__Exercise instructions__: Go through the data below and return each line where the string "extrude" appears.

__Provided information__:
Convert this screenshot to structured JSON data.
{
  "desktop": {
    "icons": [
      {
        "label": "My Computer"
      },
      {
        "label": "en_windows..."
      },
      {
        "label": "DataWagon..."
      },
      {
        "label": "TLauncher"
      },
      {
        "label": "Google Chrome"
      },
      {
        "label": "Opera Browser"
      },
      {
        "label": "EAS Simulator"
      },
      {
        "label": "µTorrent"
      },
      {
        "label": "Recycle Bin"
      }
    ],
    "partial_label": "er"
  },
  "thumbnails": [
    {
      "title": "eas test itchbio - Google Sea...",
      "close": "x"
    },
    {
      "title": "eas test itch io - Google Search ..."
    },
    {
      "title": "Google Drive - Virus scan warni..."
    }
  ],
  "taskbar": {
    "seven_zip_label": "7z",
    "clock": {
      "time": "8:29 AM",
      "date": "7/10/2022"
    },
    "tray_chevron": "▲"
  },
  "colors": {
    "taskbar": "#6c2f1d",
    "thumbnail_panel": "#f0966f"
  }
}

--

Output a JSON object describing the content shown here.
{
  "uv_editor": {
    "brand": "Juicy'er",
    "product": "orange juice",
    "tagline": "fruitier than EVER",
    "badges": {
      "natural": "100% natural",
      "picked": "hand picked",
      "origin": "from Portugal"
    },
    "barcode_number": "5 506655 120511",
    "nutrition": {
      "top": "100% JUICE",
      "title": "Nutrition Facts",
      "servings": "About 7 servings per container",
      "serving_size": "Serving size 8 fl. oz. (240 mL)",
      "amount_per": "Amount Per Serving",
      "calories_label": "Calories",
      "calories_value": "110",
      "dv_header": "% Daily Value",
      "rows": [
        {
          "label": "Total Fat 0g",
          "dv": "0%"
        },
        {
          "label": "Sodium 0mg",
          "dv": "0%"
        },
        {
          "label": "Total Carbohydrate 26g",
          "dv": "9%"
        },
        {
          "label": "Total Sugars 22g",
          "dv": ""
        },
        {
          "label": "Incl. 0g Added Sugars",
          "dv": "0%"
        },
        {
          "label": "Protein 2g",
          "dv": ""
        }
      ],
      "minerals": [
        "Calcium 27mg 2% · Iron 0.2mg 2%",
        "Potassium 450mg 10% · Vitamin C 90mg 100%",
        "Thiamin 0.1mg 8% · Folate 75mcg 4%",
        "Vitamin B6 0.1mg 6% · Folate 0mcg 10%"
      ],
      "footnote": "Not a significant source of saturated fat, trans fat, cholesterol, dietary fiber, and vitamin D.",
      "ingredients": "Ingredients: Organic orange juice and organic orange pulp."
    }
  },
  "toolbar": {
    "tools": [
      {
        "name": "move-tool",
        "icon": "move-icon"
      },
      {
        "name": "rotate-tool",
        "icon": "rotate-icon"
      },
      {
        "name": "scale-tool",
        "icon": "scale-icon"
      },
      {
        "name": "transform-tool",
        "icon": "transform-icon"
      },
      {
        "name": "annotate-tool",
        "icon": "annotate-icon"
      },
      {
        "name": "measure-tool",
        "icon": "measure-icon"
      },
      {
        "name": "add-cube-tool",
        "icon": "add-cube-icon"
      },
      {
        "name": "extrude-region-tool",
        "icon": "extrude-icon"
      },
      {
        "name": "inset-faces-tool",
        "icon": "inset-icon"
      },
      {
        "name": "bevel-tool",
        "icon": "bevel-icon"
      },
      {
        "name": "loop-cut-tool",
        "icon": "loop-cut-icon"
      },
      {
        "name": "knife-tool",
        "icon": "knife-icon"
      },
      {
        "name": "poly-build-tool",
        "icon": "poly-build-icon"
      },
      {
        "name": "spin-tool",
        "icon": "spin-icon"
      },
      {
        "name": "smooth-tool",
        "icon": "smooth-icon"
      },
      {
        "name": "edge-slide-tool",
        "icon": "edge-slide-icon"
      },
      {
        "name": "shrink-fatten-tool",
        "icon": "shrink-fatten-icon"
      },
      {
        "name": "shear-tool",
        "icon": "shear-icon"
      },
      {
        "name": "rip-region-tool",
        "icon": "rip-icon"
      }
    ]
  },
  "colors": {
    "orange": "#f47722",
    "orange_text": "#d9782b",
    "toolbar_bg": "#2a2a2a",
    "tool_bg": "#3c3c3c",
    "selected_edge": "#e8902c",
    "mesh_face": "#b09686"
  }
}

__Response below__:
        "name": "extrude-region-tool",
        "icon": "extrude-icon"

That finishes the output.